Stored records:
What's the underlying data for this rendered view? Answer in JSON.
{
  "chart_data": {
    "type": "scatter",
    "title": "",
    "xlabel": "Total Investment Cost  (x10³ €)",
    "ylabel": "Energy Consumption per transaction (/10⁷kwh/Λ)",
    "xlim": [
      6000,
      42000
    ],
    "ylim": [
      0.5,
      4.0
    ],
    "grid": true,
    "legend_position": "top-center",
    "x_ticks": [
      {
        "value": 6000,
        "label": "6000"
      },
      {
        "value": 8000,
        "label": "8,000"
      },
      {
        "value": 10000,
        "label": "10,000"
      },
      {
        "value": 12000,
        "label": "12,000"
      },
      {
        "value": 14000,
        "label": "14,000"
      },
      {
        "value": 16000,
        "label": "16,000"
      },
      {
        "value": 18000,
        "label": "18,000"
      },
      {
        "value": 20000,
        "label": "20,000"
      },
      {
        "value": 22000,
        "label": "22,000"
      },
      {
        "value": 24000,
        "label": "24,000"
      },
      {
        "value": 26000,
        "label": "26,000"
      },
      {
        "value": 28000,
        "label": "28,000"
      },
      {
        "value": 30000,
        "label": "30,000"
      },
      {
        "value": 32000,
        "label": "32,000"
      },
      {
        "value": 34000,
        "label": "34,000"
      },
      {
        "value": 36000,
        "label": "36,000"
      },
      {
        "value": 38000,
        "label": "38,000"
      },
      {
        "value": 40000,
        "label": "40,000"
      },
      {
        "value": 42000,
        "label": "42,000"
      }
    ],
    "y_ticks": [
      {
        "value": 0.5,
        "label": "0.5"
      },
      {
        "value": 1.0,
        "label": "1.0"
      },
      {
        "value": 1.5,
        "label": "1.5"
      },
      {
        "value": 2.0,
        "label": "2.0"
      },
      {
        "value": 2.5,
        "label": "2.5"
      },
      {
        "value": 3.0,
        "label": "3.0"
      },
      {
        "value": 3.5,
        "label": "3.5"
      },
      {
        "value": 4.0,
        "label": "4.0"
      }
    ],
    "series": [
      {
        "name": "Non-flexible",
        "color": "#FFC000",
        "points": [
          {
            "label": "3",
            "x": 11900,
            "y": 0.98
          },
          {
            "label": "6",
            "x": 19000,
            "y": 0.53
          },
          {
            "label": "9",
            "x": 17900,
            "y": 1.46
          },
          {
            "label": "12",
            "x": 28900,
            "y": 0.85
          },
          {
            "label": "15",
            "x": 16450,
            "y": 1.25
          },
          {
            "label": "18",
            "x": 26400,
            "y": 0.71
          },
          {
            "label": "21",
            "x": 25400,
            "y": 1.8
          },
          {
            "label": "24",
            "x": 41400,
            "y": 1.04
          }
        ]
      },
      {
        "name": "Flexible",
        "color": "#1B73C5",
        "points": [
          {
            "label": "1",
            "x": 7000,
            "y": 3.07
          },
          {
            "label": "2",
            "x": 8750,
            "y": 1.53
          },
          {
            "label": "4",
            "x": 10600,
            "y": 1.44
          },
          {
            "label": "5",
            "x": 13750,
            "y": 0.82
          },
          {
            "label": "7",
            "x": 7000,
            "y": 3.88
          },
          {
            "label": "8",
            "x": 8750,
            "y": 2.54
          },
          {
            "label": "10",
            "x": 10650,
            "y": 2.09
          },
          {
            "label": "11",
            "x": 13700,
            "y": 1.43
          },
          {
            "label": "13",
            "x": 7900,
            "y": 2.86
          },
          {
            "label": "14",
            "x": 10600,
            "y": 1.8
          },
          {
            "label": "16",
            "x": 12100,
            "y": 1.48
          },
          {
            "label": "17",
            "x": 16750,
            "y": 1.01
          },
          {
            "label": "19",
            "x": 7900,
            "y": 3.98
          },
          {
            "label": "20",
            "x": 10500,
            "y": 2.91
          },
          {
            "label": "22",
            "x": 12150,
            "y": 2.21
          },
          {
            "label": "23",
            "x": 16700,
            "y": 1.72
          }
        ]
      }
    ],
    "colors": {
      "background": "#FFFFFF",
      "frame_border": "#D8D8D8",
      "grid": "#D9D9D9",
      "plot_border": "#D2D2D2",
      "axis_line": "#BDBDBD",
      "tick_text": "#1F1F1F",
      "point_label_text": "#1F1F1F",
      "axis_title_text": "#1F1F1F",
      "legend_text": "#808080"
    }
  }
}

Work to do: Would you reproduce the material above in full, exactly as given?

Expected answer:
What's the underlying data for this rendered view? Answer in JSON.
{
  "chart_data": {
    "type": "scatter",
    "title": "",
    "xlabel": "Total Investment Cost  (x10³ €)",
    "ylabel": "Energy Consumption per transaction (/10⁷kwh/Λ)",
    "xlim": [
      6000,
      42000
    ],
    "ylim": [
      0.5,
      4.0
    ],
    "grid": true,
    "legend_position": "top-center",
    "x_ticks": [
      {
        "value": 6000,
        "label": "6000"
      },
      {
        "value": 8000,
        "label": "8,000"
      },
      {
        "value": 10000,
        "label": "10,000"
      },
      {
        "value": 12000,
        "label": "12,000"
      },
      {
        "value": 14000,
        "label": "14,000"
      },
      {
        "value": 16000,
        "label": "16,000"
      },
      {
        "value": 18000,
        "label": "18,000"
      },
      {
        "value": 20000,
        "label": "20,000"
      },
      {
        "value": 22000,
        "label": "22,000"
      },
      {
        "value": 24000,
        "label": "24,000"
      },
      {
        "value": 26000,
        "label": "26,000"
      },
      {
        "value": 28000,
        "label": "28,000"
      },
      {
        "value": 30000,
        "label": "30,000"
      },
      {
        "value": 32000,
        "label": "32,000"
      },
      {
        "value": 34000,
        "label": "34,000"
      },
      {
        "value": 36000,
        "label": "36,000"
      },
      {
        "value": 38000,
        "label": "38,000"
      },
      {
        "value": 40000,
        "label": "40,000"
      },
      {
        "value": 42000,
        "label": "42,000"
      }
    ],
    "y_ticks": [
      {
        "value": 0.5,
        "label": "0.5"
      },
      {
        "value": 1.0,
        "label": "1.0"
      },
      {
        "value": 1.5,
        "label": "1.5"
      },
      {
        "value": 2.0,
        "label": "2.0"
      },
      {
        "value": 2.5,
        "label": "2.5"
      },
      {
        "value": 3.0,
        "label": "3.0"
      },
      {
        "value": 3.5,
        "label": "3.5"
      },
      {
        "value": 4.0,
        "label": "4.0"
      }
    ],
    "series": [
      {
        "name": "Non-flexible",
        "color": "#FFC000",
        "points": [
          {
            "label": "3",
            "x": 11900,
            "y": 0.98
          },
          {
            "label": "6",
            "x": 19000,
            "y": 0.53
          },
          {
            "label": "9",
            "x": 17900,
            "y": 1.46
          },
          {
            "label": "12",
            "x": 28900,
            "y": 0.85
          },
          {
            "label": "15",
            "x": 16450,
            "y": 1.25
          },
          {
            "label": "18",
            "x": 26400,
            "y": 0.71
          },
          {
            "label": "21",
            "x": 25400,
            "y": 1.8
          },
          {
            "label": "24",
            "x": 41400,
            "y": 1.04
          }
        ]
      },
      {
        "name": "Flexible",
        "color": "#1B73C5",
        "points": [
          {
            "label": "1",
            "x": 7000,
            "y": 3.07
          },
          {
            "label": "2",
            "x": 8750,
            "y": 1.53
          },
          {
            "label": "4",
            "x": 10600,
            "y": 1.44
          },
          {
            "label": "5",
            "x": 13750,
            "y": 0.82
          },
          {
            "label": "7",
            "x": 7000,
            "y": 3.88
          },
          {
            "label": "8",
            "x": 8750,
            "y": 2.54
          },
          {
            "label": "10",
            "x": 10650,
            "y": 2.09
          },
          {
            "label": "11",
            "x": 13700,
            "y": 1.43
          },
          {
            "label": "13",
            "x": 7900,
            "y": 2.86
          },
          {
            "label": "14",
            "x": 10600,
            "y": 1.8
          },
          {
            "label": "16",
            "x": 12100,
            "y": 1.48
          },
          {
            "label": "17",
            "x": 16750,
            "y": 1.01
          },
          {
            "label": "19",
            "x": 7900,
            "y": 3.98
          },
          {
            "label": "20",
            "x": 10500,
            "y": 2.91
          },
          {
            "label": "22",
            "x": 12150,
            "y": 2.21
          },
          {
            "label": "23",
            "x": 16700,
            "y": 1.72
          }
        ]
      }
    ],
    "colors": {
      "background": "#FFFFFF",
      "frame_border": "#D8D8D8",
      "grid": "#D9D9D9",
      "plot_border": "#D2D2D2",
      "axis_line": "#BDBDBD",
      "tick_text": "#1F1F1F",
      "point_label_text": "#1F1F1F",
      "axis_title_text": "#1F1F1F",
      "legend_text": "#808080"
    }
  }
}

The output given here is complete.